- What the task requires
Return each line holding the string "MyEclipse".

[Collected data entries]
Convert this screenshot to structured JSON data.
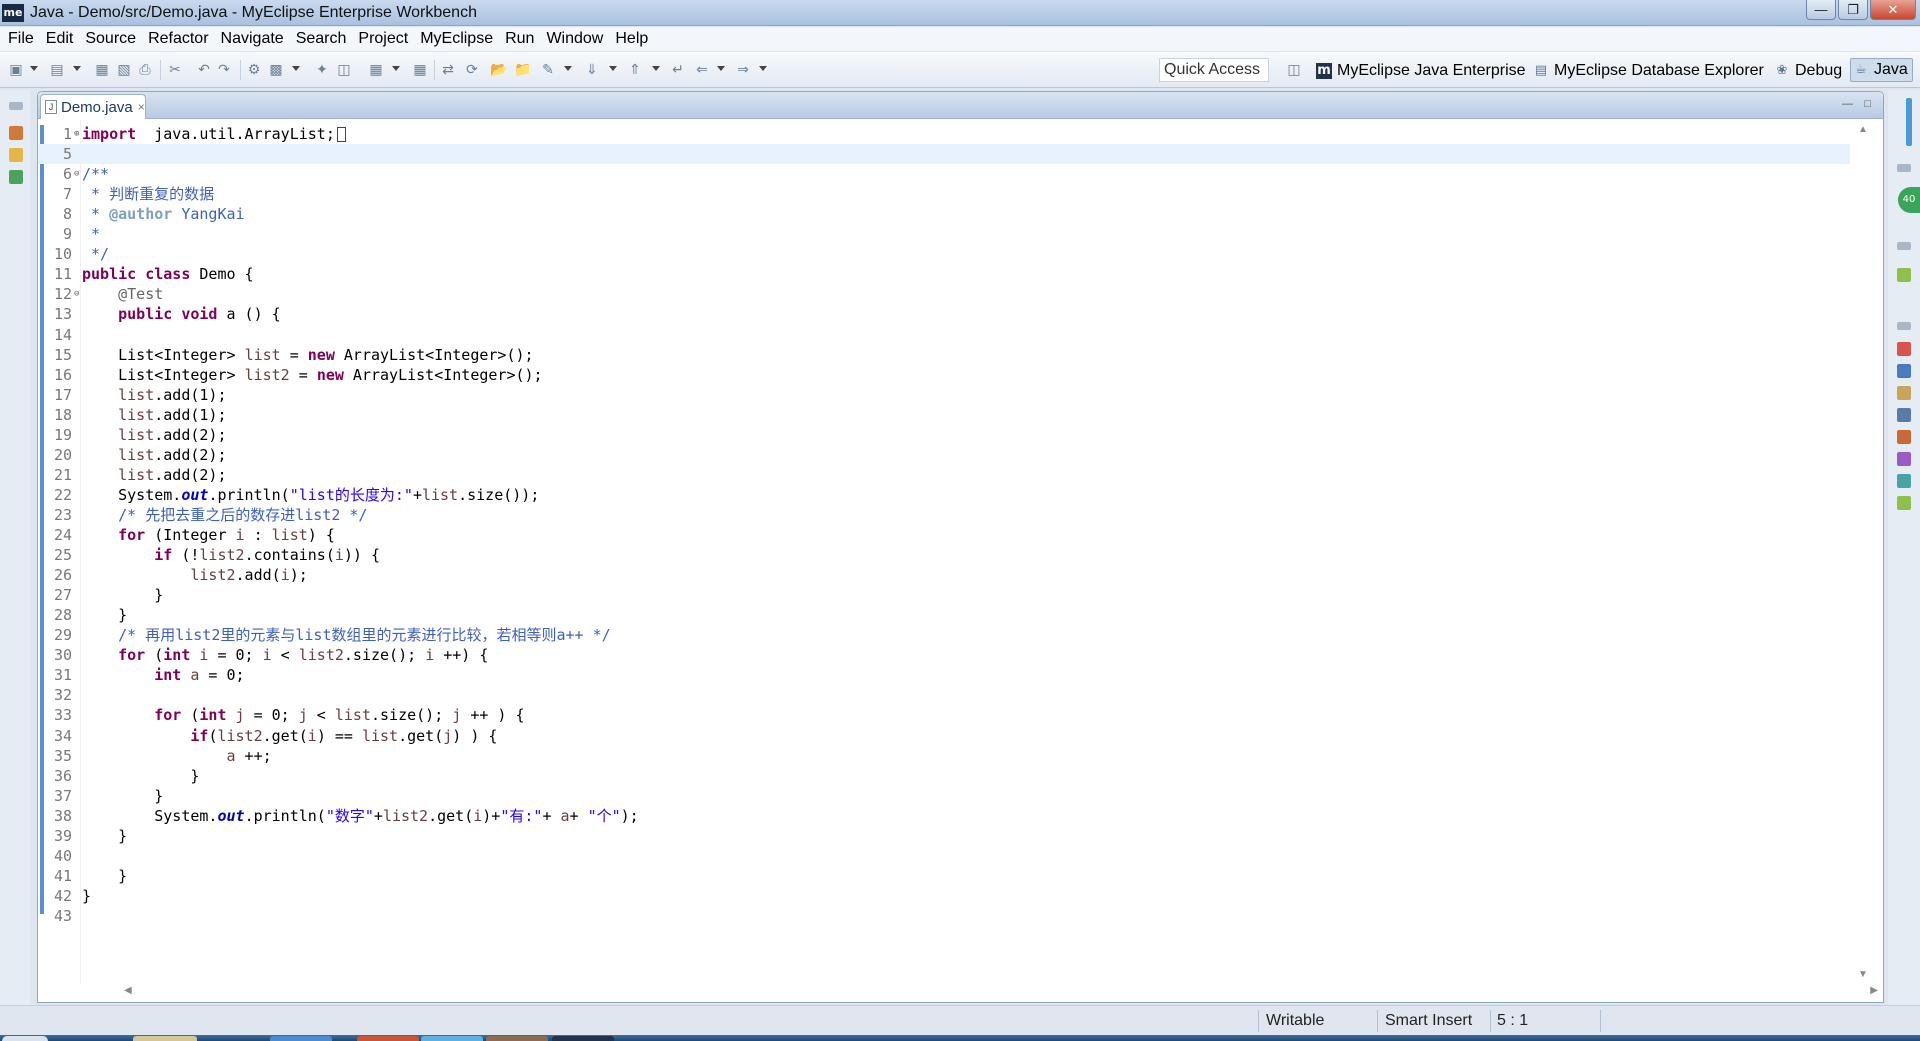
{
  "window": {
    "title": "Java - Demo/src/Demo.java - MyEclipse Enterprise Workbench",
    "app_icon_label": "me",
    "controls": [
      "minimize-icon",
      "maximize-icon",
      "close-icon"
    ]
  },
  "menu": [
    "File",
    "Edit",
    "Source",
    "Refactor",
    "Navigate",
    "Search",
    "Project",
    "MyEclipse",
    "Run",
    "Window",
    "Help"
  ],
  "toolbar": {
    "quick_access": "Quick Access",
    "perspectives": [
      {
        "label": "MyEclipse Java Enterprise",
        "icon": "me-perspective-icon"
      },
      {
        "label": "MyEclipse Database Explorer",
        "icon": "database-icon"
      },
      {
        "label": "Debug",
        "icon": "bug-icon"
      },
      {
        "label": "Java",
        "icon": "java-perspective-icon",
        "active": true
      }
    ]
  },
  "editor": {
    "tab": {
      "title": "Demo.java"
    },
    "lines": [
      {
        "n": "1",
        "fold": "plus",
        "tokens": [
          [
            "kw",
            "import"
          ],
          [
            "",
            "  java.util.ArrayList;"
          ]
        ],
        "cursor": true
      },
      {
        "n": "5",
        "current": true,
        "tokens": []
      },
      {
        "n": "6",
        "fold": "minus",
        "tokens": [
          [
            "cm",
            "/**"
          ]
        ]
      },
      {
        "n": "7",
        "tokens": [
          [
            "cm",
            " * 判断重复的数据"
          ]
        ]
      },
      {
        "n": "8",
        "tokens": [
          [
            "cm",
            " * "
          ],
          [
            "jd",
            "@author"
          ],
          [
            "cm",
            " YangKai"
          ]
        ]
      },
      {
        "n": "9",
        "tokens": [
          [
            "cm",
            " *"
          ]
        ]
      },
      {
        "n": "10",
        "tokens": [
          [
            "cm",
            " */"
          ]
        ]
      },
      {
        "n": "11",
        "tokens": [
          [
            "kw",
            "public"
          ],
          [
            "",
            " "
          ],
          [
            "kw",
            "class"
          ],
          [
            "",
            " Demo {"
          ]
        ]
      },
      {
        "n": "12",
        "fold": "minus",
        "tokens": [
          [
            "",
            "    "
          ],
          [
            "an",
            "@Test"
          ]
        ]
      },
      {
        "n": "13",
        "tokens": [
          [
            "",
            "    "
          ],
          [
            "kw",
            "public"
          ],
          [
            "",
            " "
          ],
          [
            "kw",
            "void"
          ],
          [
            "",
            " a () {"
          ]
        ]
      },
      {
        "n": "14",
        "tokens": []
      },
      {
        "n": "15",
        "tokens": [
          [
            "",
            "    List<Integer> "
          ],
          [
            "lv",
            "list"
          ],
          [
            "",
            " = "
          ],
          [
            "kw",
            "new"
          ],
          [
            "",
            " ArrayList<Integer>();"
          ]
        ]
      },
      {
        "n": "16",
        "tokens": [
          [
            "",
            "    List<Integer> "
          ],
          [
            "lv",
            "list2"
          ],
          [
            "",
            " = "
          ],
          [
            "kw",
            "new"
          ],
          [
            "",
            " ArrayList<Integer>();"
          ]
        ]
      },
      {
        "n": "17",
        "tokens": [
          [
            "",
            "    "
          ],
          [
            "lv",
            "list"
          ],
          [
            "",
            ".add(1);"
          ]
        ]
      },
      {
        "n": "18",
        "tokens": [
          [
            "",
            "    "
          ],
          [
            "lv",
            "list"
          ],
          [
            "",
            ".add(1);"
          ]
        ]
      },
      {
        "n": "19",
        "tokens": [
          [
            "",
            "    "
          ],
          [
            "lv",
            "list"
          ],
          [
            "",
            ".add(2);"
          ]
        ]
      },
      {
        "n": "20",
        "tokens": [
          [
            "",
            "    "
          ],
          [
            "lv",
            "list"
          ],
          [
            "",
            ".add(2);"
          ]
        ]
      },
      {
        "n": "21",
        "tokens": [
          [
            "",
            "    "
          ],
          [
            "lv",
            "list"
          ],
          [
            "",
            ".add(2);"
          ]
        ]
      },
      {
        "n": "22",
        "tokens": [
          [
            "",
            "    System."
          ],
          [
            "sf",
            "out"
          ],
          [
            "",
            ".println("
          ],
          [
            "st",
            "\"list的长度为:\""
          ],
          [
            "",
            "+"
          ],
          [
            "lv",
            "list"
          ],
          [
            "",
            ".size());"
          ]
        ]
      },
      {
        "n": "23",
        "tokens": [
          [
            "",
            "    "
          ],
          [
            "cm",
            "/* 先把去重之后的数存进list2 */"
          ]
        ]
      },
      {
        "n": "24",
        "tokens": [
          [
            "",
            "    "
          ],
          [
            "kw",
            "for"
          ],
          [
            "",
            " (Integer "
          ],
          [
            "lv",
            "i"
          ],
          [
            "",
            " : "
          ],
          [
            "lv",
            "list"
          ],
          [
            "",
            ") {"
          ]
        ]
      },
      {
        "n": "25",
        "tokens": [
          [
            "",
            "        "
          ],
          [
            "kw",
            "if"
          ],
          [
            "",
            " (!"
          ],
          [
            "lv",
            "list2"
          ],
          [
            "",
            ".contains("
          ],
          [
            "lv",
            "i"
          ],
          [
            "",
            ")) {"
          ]
        ]
      },
      {
        "n": "26",
        "tokens": [
          [
            "",
            "            "
          ],
          [
            "lv",
            "list2"
          ],
          [
            "",
            ".add("
          ],
          [
            "lv",
            "i"
          ],
          [
            "",
            ");"
          ]
        ]
      },
      {
        "n": "27",
        "tokens": [
          [
            "",
            "        }"
          ]
        ]
      },
      {
        "n": "28",
        "tokens": [
          [
            "",
            "    }"
          ]
        ]
      },
      {
        "n": "29",
        "tokens": [
          [
            "",
            "    "
          ],
          [
            "cm",
            "/* 再用list2里的元素与list数组里的元素进行比较，若相等则a++ */"
          ]
        ]
      },
      {
        "n": "30",
        "tokens": [
          [
            "",
            "    "
          ],
          [
            "kw",
            "for"
          ],
          [
            "",
            " ("
          ],
          [
            "kw",
            "int"
          ],
          [
            "",
            " "
          ],
          [
            "lv",
            "i"
          ],
          [
            "",
            " = 0; "
          ],
          [
            "lv",
            "i"
          ],
          [
            "",
            " < "
          ],
          [
            "lv",
            "list2"
          ],
          [
            "",
            ".size(); "
          ],
          [
            "lv",
            "i"
          ],
          [
            "",
            " ++) {"
          ]
        ]
      },
      {
        "n": "31",
        "tokens": [
          [
            "",
            "        "
          ],
          [
            "kw",
            "int"
          ],
          [
            "",
            " "
          ],
          [
            "lv",
            "a"
          ],
          [
            "",
            " = 0;"
          ]
        ]
      },
      {
        "n": "32",
        "tokens": []
      },
      {
        "n": "33",
        "tokens": [
          [
            "",
            "        "
          ],
          [
            "kw",
            "for"
          ],
          [
            "",
            " ("
          ],
          [
            "kw",
            "int"
          ],
          [
            "",
            " "
          ],
          [
            "lv",
            "j"
          ],
          [
            "",
            " = 0; "
          ],
          [
            "lv",
            "j"
          ],
          [
            "",
            " < "
          ],
          [
            "lv",
            "list"
          ],
          [
            "",
            ".size(); "
          ],
          [
            "lv",
            "j"
          ],
          [
            "",
            " ++ ) {"
          ]
        ]
      },
      {
        "n": "34",
        "tokens": [
          [
            "",
            "            "
          ],
          [
            "kw",
            "if"
          ],
          [
            "",
            "("
          ],
          [
            "lv",
            "list2"
          ],
          [
            "",
            ".get("
          ],
          [
            "lv",
            "i"
          ],
          [
            "",
            ") == "
          ],
          [
            "lv",
            "list"
          ],
          [
            "",
            ".get("
          ],
          [
            "lv",
            "j"
          ],
          [
            "",
            ") ) {"
          ]
        ]
      },
      {
        "n": "35",
        "tokens": [
          [
            "",
            "                "
          ],
          [
            "lv",
            "a"
          ],
          [
            "",
            " ++;"
          ]
        ]
      },
      {
        "n": "36",
        "tokens": [
          [
            "",
            "            }"
          ]
        ]
      },
      {
        "n": "37",
        "tokens": [
          [
            "",
            "        }"
          ]
        ]
      },
      {
        "n": "38",
        "tokens": [
          [
            "",
            "        System."
          ],
          [
            "sf",
            "out"
          ],
          [
            "",
            ".println("
          ],
          [
            "st",
            "\"数字\""
          ],
          [
            "",
            "+"
          ],
          [
            "lv",
            "list2"
          ],
          [
            "",
            ".get("
          ],
          [
            "lv",
            "i"
          ],
          [
            "",
            ")+"
          ],
          [
            "st",
            "\"有:\""
          ],
          [
            "",
            "+ "
          ],
          [
            "lv",
            "a"
          ],
          [
            "",
            "+ "
          ],
          [
            "st",
            "\"个\""
          ],
          [
            "",
            ");"
          ]
        ]
      },
      {
        "n": "39",
        "tokens": [
          [
            "",
            "    }"
          ]
        ]
      },
      {
        "n": "40",
        "tokens": []
      },
      {
        "n": "41",
        "tokens": [
          [
            "",
            "    }"
          ]
        ]
      },
      {
        "n": "42",
        "tokens": [
          [
            "",
            "}"
          ]
        ]
      },
      {
        "n": "43",
        "tokens": []
      }
    ]
  },
  "status": {
    "writable": "Writable",
    "insert_mode": "Smart Insert",
    "position": "5 : 1"
  }
}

- Result of this task
    "title": "Java - Demo/src/Demo.java - MyEclipse Enterprise Workbench",
    "MyEclipse",
        "label": "MyEclipse Java Enterprise",
        "label": "MyEclipse Database Explorer",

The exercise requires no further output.